What you should do - Reproduce each line of the material precisely.

Data records:
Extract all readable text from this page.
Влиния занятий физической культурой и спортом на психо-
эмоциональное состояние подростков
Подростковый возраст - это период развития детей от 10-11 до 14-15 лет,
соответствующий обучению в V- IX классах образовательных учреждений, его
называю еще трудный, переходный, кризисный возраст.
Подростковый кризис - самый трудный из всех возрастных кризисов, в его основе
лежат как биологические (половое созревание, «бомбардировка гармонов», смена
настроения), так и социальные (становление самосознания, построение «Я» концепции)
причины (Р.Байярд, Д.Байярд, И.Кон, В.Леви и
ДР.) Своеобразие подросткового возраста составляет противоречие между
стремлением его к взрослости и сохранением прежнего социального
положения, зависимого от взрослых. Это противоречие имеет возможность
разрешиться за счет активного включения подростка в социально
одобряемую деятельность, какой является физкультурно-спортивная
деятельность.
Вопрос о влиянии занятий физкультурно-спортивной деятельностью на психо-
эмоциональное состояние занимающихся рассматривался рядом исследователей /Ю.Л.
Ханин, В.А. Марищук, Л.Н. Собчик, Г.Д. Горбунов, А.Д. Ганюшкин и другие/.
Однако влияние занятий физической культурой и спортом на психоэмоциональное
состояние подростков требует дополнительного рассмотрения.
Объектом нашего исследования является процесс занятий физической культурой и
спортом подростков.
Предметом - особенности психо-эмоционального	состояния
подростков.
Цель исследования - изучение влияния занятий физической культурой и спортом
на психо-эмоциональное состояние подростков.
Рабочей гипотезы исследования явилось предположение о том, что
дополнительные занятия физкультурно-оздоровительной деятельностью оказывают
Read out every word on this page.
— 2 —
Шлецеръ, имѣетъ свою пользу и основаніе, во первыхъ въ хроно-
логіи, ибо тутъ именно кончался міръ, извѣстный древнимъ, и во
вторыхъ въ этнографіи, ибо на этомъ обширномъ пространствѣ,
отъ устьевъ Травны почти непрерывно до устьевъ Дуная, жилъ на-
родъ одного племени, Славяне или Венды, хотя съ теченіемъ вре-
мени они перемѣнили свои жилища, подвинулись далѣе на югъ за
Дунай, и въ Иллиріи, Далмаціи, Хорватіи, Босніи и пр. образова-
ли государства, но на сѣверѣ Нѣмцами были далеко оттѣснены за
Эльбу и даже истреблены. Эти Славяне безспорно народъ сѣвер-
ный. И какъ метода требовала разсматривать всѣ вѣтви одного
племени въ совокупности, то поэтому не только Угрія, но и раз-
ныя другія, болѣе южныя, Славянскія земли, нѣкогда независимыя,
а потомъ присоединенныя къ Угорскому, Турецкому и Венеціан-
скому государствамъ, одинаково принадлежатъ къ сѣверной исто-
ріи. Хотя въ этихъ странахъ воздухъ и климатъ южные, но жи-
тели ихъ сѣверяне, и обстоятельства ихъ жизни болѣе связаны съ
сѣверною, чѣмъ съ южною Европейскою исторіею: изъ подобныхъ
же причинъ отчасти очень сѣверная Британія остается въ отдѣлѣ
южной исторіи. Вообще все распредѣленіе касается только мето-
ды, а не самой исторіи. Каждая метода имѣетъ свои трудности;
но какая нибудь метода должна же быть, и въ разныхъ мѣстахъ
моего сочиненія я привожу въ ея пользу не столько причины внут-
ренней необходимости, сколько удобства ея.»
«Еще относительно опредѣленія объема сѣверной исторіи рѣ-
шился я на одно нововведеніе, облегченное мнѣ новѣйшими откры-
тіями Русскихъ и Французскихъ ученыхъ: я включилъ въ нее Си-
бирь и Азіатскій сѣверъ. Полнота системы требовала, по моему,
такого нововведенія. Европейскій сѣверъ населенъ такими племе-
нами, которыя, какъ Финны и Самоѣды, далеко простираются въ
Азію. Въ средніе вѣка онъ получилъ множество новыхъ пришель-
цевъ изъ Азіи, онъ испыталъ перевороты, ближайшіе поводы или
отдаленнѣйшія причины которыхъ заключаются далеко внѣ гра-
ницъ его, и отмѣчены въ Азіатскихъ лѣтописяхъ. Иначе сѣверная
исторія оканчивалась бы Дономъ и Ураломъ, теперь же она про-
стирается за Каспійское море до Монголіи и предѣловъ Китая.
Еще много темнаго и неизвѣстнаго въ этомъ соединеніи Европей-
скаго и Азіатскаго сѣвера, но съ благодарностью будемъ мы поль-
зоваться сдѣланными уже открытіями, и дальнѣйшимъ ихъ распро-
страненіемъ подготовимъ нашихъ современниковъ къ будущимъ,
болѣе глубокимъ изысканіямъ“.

Answer for the task -
Extract all readable text from this page.
Влиния занятий физической культурой и спортом на психо-
эмоциональное состояние подростков
Подростковый возраст - это период развития детей от 10-11 до 14-15 лет,
соответствующий обучению в V- IX классах образовательных учреждений, его
называю еще трудный, переходный, кризисный возраст.
Подростковый кризис - самый трудный из всех возрастных кризисов, в его основе
лежат как биологические (половое созревание, «бомбардировка гармонов», смена
настроения), так и социальные (становление самосознания, построение «Я» концепции)
причины (Р.Байярд, Д.Байярд, И.Кон, В.Леви и
ДР.) Своеобразие подросткового возраста составляет противоречие между
стремлением его к взрослости и сохранением прежнего социального
положения, зависимого от взрослых. Это противоречие имеет возможность
разрешиться за счет активного включения подростка в социально
одобряемую деятельность, какой является физкультурно-спортивная
деятельность.
Вопрос о влиянии занятий физкультурно-спортивной деятельностью на психо-
эмоциональное состояние занимающихся рассматривался рядом исследователей /Ю.Л.
Ханин, В.А. Марищук, Л.Н. Собчик, Г.Д. Горбунов, А.Д. Ганюшкин и другие/.
Однако влияние занятий физической культурой и спортом на психоэмоциональное
состояние подростков требует дополнительного рассмотрения.
Объектом нашего исследования является процесс занятий физической культурой и
спортом подростков.
Предметом - особенности психо-эмоционального	состояния
подростков.
Цель исследования - изучение влияния занятий физической культурой и спортом
на психо-эмоциональное состояние подростков.
Рабочей гипотезы исследования явилось предположение о том, что
дополнительные занятия физкультурно-оздоровительной деятельностью оказывают
Read out every word on this page.
— 2 —
Шлецеръ, имѣетъ свою пользу и основаніе, во первыхъ въ хроно-
логіи, ибо тутъ именно кончался міръ, извѣстный древнимъ, и во
вторыхъ въ этнографіи, ибо на этомъ обширномъ пространствѣ,
отъ устьевъ Травны почти непрерывно до устьевъ Дуная, жилъ на-
родъ одного племени, Славяне или Венды, хотя съ теченіемъ вре-
мени они перемѣнили свои жилища, подвинулись далѣе на югъ за
Дунай, и въ Иллиріи, Далмаціи, Хорватіи, Босніи и пр. образова-
ли государства, но на сѣверѣ Нѣмцами были далеко оттѣснены за
Эльбу и даже истреблены. Эти Славяне безспорно народъ сѣвер-
ный. И какъ метода требовала разсматривать всѣ вѣтви одного
племени въ совокупности, то поэтому не только Угрія, но и раз-
ныя другія, болѣе южныя, Славянскія земли, нѣкогда независимыя,
а потомъ присоединенныя къ Угорскому, Турецкому и Венеціан-
скому государствамъ, одинаково принадлежатъ къ сѣверной исто-
ріи. Хотя въ этихъ странахъ воздухъ и климатъ южные, но жи-
тели ихъ сѣверяне, и обстоятельства ихъ жизни болѣе связаны съ
сѣверною, чѣмъ съ южною Европейскою исторіею: изъ подобныхъ
же причинъ отчасти очень сѣверная Британія остается въ отдѣлѣ
южной исторіи. Вообще все распредѣленіе касается только мето-
ды, а не самой исторіи. Каждая метода имѣетъ свои трудности;
но какая нибудь метода должна же быть, и въ разныхъ мѣстахъ
моего сочиненія я привожу въ ея пользу не столько причины внут-
ренней необходимости, сколько удобства ея.»
«Еще относительно опредѣленія объема сѣверной исторіи рѣ-
шился я на одно нововведеніе, облегченное мнѣ новѣйшими откры-
тіями Русскихъ и Французскихъ ученыхъ: я включилъ въ нее Си-
бирь и Азіатскій сѣверъ. Полнота системы требовала, по моему,
такого нововведенія. Европейскій сѣверъ населенъ такими племе-
нами, которыя, какъ Финны и Самоѣды, далеко простираются въ
Азію. Въ средніе вѣка онъ получилъ множество новыхъ пришель-
цевъ изъ Азіи, онъ испыталъ перевороты, ближайшіе поводы или
отдаленнѣйшія причины которыхъ заключаются далеко внѣ гра-
ницъ его, и отмѣчены въ Азіатскихъ лѣтописяхъ. Иначе сѣверная
исторія оканчивалась бы Дономъ и Ураломъ, теперь же она про-
стирается за Каспійское море до Монголіи и предѣловъ Китая.
Еще много темнаго и неизвѣстнаго въ этомъ соединеніи Европей-
скаго и Азіатскаго сѣвера, но съ благодарностью будемъ мы поль-
зоваться сдѣланными уже открытіями, и дальнѣйшимъ ихъ распро-
страненіемъ подготовимъ нашихъ современниковъ къ будущимъ,
болѣе глубокимъ изысканіямъ“.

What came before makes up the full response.